THE REQUEST:
In the material below, the lines containing the word "JSON" are required; copy each of them.

RECORDS SHOWN:
········
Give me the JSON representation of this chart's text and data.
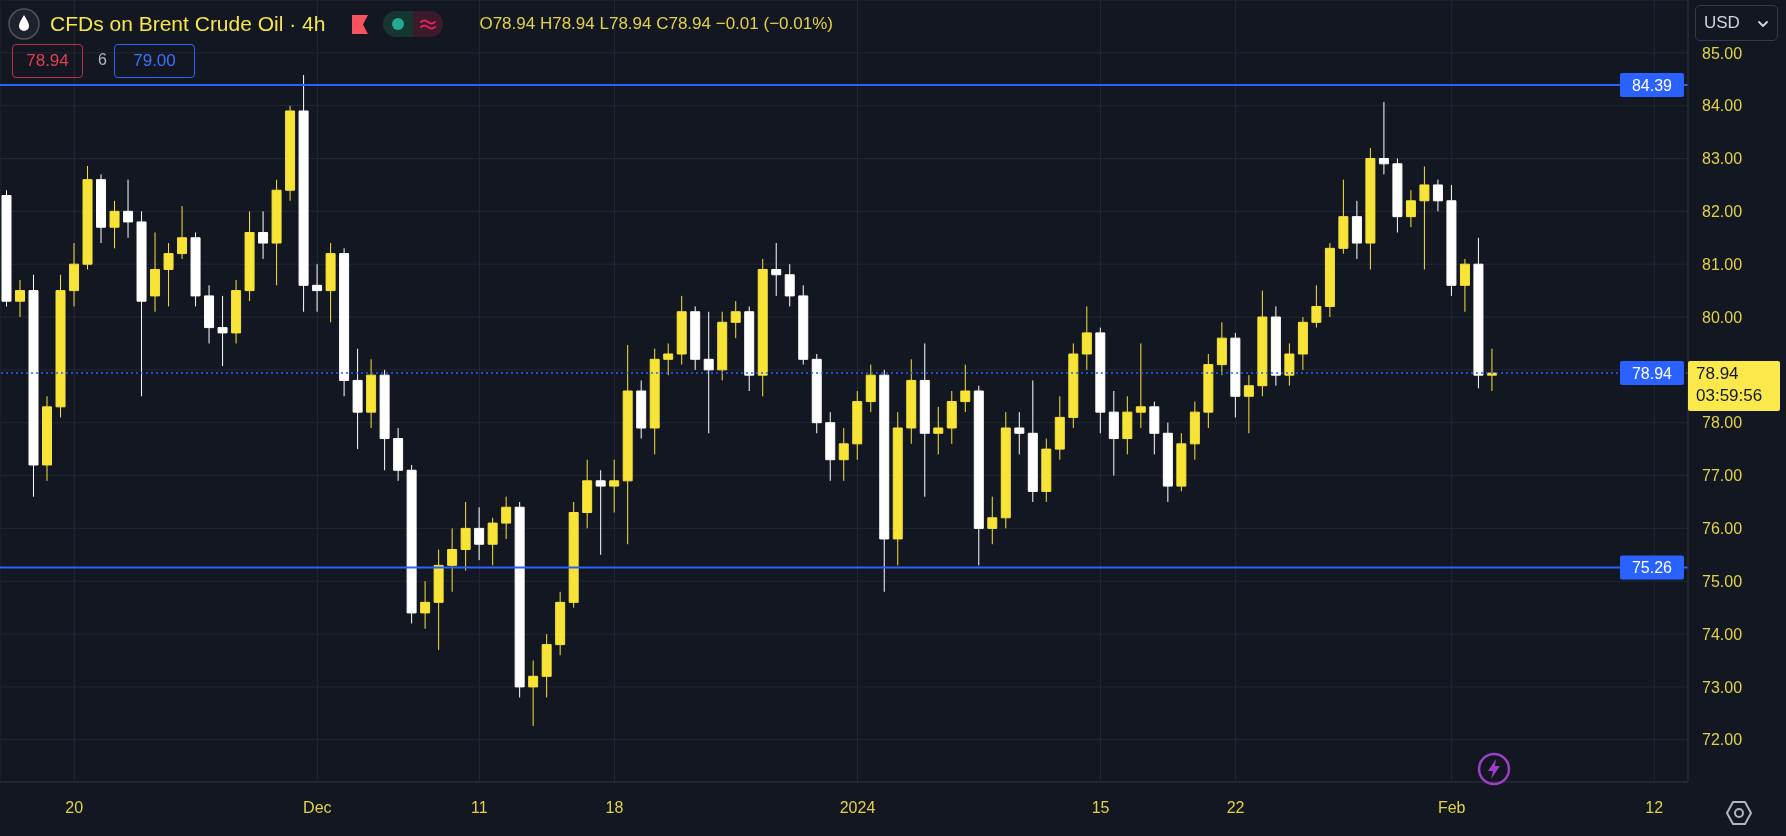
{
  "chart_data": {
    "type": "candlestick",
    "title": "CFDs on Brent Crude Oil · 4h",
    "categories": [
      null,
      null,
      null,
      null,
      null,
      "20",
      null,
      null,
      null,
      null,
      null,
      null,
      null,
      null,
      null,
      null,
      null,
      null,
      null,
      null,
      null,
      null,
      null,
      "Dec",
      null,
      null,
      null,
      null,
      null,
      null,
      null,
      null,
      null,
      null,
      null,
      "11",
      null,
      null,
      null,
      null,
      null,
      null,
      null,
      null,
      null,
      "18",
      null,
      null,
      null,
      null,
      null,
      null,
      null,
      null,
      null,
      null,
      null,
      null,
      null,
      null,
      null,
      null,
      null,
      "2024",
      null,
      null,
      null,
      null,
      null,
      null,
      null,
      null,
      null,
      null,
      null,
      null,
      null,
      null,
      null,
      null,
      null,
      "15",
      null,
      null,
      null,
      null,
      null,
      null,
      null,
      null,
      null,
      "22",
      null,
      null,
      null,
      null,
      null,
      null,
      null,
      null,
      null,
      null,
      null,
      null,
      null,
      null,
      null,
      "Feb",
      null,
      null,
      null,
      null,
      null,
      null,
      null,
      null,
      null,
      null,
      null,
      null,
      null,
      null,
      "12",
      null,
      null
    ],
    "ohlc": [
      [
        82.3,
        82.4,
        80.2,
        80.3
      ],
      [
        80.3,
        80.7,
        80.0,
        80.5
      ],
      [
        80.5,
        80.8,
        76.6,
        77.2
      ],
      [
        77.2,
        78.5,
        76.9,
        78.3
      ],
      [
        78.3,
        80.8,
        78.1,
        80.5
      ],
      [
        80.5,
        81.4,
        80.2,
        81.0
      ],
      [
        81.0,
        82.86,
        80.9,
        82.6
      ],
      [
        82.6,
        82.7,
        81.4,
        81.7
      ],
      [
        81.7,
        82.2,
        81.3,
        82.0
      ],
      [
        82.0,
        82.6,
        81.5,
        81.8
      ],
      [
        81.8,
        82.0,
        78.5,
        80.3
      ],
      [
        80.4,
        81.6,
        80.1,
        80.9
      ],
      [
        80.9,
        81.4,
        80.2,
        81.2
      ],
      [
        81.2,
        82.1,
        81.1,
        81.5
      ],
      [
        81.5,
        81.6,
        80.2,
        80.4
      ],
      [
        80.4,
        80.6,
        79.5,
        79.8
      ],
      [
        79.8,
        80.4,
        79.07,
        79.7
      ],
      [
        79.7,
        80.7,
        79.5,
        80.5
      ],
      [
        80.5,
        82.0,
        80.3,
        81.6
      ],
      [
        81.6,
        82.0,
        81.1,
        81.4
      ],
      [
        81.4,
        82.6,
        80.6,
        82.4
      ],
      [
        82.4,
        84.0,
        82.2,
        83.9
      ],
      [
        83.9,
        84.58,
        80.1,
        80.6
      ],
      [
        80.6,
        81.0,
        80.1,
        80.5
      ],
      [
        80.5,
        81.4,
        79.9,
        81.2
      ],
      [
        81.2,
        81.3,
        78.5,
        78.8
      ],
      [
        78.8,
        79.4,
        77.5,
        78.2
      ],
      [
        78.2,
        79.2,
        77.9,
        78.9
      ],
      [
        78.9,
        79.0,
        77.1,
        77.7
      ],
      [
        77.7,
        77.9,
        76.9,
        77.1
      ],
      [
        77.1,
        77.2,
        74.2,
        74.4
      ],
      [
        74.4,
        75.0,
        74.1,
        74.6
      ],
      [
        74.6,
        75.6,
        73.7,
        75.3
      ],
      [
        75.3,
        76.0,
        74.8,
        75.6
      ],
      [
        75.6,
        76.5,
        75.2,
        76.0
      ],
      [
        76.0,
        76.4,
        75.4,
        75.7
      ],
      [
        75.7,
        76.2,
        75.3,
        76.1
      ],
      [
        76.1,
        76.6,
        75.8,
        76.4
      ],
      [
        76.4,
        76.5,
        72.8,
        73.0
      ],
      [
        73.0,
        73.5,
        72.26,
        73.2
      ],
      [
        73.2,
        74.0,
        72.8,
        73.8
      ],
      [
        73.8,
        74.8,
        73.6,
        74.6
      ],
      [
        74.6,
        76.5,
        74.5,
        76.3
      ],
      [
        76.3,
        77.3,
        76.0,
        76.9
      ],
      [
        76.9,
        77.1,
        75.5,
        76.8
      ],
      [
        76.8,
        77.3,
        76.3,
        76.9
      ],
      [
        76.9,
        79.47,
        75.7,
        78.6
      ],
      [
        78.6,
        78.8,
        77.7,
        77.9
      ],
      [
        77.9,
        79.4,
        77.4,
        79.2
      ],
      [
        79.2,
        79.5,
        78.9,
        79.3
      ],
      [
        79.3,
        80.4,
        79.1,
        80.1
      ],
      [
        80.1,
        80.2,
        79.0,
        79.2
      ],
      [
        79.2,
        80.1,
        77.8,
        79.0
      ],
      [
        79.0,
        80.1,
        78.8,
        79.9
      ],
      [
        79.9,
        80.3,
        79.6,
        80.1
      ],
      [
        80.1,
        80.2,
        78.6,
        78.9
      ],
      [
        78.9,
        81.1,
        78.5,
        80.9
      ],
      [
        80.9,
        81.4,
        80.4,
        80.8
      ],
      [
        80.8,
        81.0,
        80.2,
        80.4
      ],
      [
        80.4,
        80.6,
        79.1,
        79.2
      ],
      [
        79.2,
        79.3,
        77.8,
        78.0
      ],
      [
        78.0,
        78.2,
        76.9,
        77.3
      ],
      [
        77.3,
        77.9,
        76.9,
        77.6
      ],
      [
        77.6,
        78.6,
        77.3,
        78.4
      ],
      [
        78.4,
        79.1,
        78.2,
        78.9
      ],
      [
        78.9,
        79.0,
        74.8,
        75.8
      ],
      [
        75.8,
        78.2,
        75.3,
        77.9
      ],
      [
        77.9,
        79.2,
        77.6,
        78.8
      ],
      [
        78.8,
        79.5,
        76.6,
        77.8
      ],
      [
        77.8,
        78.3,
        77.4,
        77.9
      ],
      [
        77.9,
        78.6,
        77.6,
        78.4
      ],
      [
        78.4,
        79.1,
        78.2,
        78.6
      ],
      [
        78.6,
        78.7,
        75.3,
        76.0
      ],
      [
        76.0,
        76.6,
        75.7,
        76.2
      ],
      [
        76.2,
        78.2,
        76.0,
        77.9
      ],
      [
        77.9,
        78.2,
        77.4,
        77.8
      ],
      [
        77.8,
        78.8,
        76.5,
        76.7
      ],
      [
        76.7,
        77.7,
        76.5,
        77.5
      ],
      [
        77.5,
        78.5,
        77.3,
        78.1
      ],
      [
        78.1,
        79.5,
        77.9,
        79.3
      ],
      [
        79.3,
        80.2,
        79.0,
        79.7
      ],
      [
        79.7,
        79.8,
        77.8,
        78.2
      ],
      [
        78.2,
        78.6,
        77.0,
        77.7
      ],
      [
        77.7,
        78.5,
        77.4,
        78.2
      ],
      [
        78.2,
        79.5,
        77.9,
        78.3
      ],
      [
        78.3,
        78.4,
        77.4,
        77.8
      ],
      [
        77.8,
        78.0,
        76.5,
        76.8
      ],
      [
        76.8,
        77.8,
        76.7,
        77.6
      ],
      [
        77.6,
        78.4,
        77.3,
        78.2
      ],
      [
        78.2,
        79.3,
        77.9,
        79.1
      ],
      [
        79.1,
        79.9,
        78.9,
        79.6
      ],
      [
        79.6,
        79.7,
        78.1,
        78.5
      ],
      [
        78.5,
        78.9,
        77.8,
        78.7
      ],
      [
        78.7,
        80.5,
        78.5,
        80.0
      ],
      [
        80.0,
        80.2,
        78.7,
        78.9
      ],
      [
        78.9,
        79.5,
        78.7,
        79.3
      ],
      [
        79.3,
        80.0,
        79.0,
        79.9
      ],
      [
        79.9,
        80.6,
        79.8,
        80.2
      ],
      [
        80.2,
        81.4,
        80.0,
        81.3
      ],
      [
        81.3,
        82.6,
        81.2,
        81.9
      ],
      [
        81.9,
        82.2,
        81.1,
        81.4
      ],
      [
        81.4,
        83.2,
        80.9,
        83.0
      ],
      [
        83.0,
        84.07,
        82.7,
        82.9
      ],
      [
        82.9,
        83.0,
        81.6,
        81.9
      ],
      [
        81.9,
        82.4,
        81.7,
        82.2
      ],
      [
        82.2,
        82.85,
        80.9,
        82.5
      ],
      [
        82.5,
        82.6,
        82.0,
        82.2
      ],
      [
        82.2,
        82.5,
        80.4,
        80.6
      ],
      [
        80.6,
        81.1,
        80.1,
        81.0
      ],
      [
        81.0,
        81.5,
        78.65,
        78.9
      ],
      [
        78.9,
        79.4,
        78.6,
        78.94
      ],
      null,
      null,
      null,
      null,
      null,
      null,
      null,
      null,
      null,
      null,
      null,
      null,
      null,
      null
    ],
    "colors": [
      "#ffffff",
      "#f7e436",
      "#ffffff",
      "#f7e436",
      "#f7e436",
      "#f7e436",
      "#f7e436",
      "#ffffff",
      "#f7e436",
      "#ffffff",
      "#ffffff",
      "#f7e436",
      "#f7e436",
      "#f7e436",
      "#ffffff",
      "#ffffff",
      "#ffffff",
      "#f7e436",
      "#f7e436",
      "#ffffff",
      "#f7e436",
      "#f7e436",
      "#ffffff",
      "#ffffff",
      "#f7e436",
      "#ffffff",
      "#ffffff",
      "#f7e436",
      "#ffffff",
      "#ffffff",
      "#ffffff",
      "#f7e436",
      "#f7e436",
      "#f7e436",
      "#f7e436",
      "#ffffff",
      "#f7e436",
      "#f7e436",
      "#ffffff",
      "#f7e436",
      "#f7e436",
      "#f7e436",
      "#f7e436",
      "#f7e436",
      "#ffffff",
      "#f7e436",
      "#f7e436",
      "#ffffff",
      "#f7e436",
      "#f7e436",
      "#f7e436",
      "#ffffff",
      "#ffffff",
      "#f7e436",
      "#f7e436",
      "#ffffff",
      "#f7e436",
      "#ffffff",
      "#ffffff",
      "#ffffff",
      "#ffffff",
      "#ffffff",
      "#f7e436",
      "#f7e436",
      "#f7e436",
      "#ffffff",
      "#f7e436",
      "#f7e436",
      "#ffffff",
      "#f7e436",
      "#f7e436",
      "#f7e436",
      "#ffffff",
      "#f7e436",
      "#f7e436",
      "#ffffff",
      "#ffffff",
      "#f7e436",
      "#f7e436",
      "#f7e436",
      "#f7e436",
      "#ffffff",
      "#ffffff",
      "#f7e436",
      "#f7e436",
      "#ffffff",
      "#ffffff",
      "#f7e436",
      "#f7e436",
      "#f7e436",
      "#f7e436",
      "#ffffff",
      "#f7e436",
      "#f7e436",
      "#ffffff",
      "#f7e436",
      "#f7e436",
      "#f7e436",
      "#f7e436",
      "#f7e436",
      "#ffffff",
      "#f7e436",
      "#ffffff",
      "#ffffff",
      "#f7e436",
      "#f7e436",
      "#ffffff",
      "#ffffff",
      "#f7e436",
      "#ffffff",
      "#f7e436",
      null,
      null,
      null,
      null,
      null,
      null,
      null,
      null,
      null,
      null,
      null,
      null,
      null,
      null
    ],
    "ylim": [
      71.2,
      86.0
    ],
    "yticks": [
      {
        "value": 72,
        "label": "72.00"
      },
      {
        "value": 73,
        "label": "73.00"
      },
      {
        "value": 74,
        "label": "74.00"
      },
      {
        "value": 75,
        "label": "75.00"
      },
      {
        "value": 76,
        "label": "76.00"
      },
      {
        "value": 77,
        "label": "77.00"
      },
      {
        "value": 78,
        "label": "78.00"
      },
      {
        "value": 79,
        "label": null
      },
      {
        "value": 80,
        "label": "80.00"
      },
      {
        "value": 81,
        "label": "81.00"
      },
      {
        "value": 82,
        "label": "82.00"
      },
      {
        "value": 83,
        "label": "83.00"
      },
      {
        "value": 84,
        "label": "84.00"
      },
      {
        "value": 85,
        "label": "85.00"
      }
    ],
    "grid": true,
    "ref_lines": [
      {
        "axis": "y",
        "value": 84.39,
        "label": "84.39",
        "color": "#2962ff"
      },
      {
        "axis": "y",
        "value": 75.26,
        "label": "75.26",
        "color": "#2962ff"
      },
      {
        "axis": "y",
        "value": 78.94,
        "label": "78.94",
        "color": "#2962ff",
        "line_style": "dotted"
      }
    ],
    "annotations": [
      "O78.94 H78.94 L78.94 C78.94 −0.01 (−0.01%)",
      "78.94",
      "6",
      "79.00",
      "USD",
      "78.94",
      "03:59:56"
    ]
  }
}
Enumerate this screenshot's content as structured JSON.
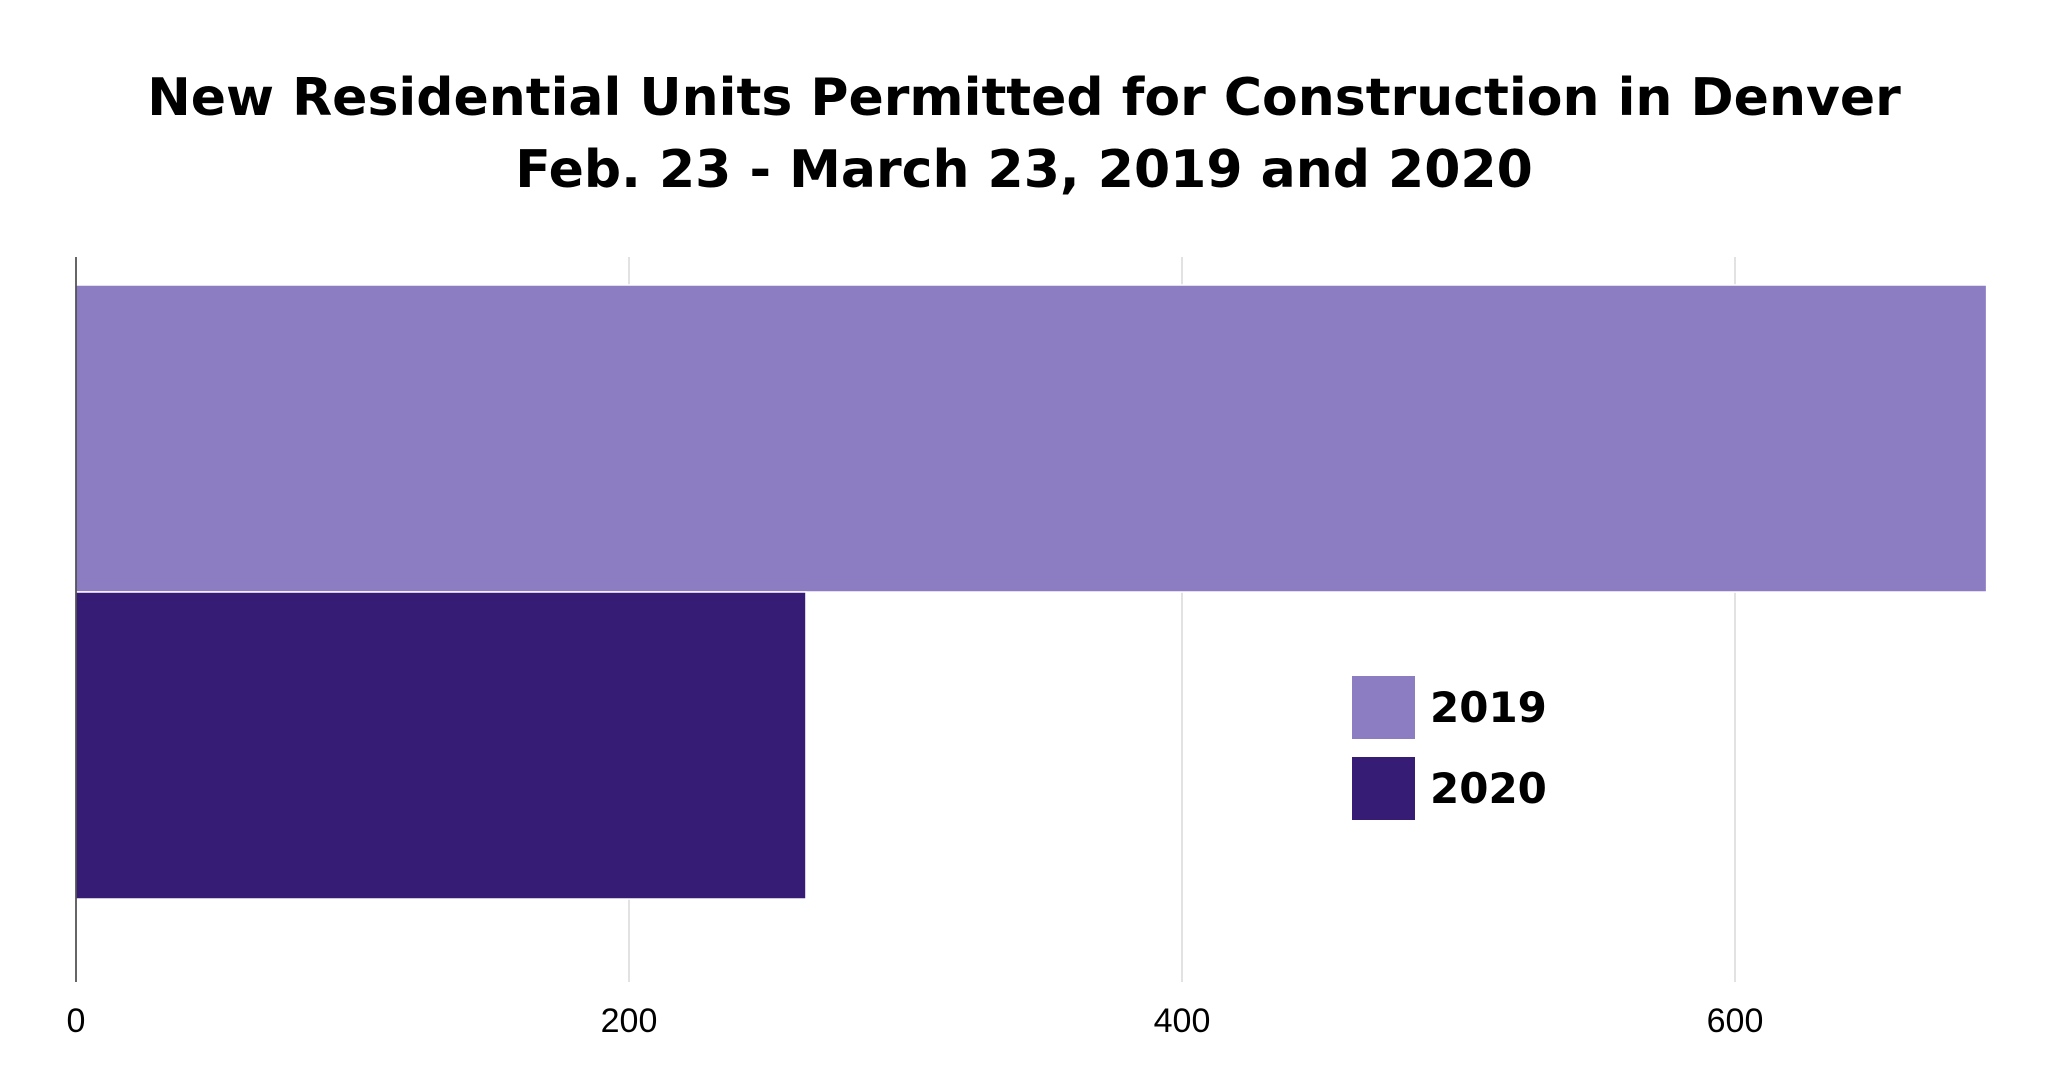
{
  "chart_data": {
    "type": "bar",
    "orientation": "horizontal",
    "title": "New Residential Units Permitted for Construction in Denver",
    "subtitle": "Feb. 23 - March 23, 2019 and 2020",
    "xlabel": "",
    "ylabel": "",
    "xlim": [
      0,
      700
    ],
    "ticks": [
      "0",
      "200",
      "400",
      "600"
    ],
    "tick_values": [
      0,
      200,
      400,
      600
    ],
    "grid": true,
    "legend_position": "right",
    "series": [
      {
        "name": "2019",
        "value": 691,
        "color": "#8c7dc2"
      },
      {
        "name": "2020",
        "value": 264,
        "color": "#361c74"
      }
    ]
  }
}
········
RESPONSE TO THE EXERCISE:
Give me the JSON representation of this chart's text and data.
Enumerate this screenshot's content as structured JSON.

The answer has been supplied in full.